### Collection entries
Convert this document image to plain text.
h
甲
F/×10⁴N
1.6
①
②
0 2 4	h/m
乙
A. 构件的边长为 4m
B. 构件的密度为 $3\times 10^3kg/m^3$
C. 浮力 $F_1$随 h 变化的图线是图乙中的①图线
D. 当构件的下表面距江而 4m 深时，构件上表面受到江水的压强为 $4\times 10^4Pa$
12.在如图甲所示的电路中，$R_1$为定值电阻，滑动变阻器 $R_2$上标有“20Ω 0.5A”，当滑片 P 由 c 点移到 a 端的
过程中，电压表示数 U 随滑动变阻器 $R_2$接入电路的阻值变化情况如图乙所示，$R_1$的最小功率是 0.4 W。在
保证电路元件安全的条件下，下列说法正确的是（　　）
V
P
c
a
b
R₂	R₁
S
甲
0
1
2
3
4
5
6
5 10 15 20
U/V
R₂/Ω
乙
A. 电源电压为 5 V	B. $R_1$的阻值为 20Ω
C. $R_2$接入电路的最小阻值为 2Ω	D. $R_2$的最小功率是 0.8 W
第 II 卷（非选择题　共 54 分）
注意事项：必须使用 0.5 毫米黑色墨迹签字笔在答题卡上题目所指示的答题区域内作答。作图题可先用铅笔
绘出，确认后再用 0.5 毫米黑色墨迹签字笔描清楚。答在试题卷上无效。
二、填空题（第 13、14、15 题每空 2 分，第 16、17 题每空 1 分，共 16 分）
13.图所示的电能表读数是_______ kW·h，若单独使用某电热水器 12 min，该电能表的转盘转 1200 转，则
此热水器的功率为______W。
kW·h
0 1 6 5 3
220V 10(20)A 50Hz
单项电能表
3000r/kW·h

### What needs to be done
Pull out every line of the entries that includes the word "times".

### In response
B. 构件的密度为 $3\times 10^3kg/m^3$
D. 当构件的下表面距江而 4m 深时，构件上表面受到江水的压强为 $4\times 10^4Pa$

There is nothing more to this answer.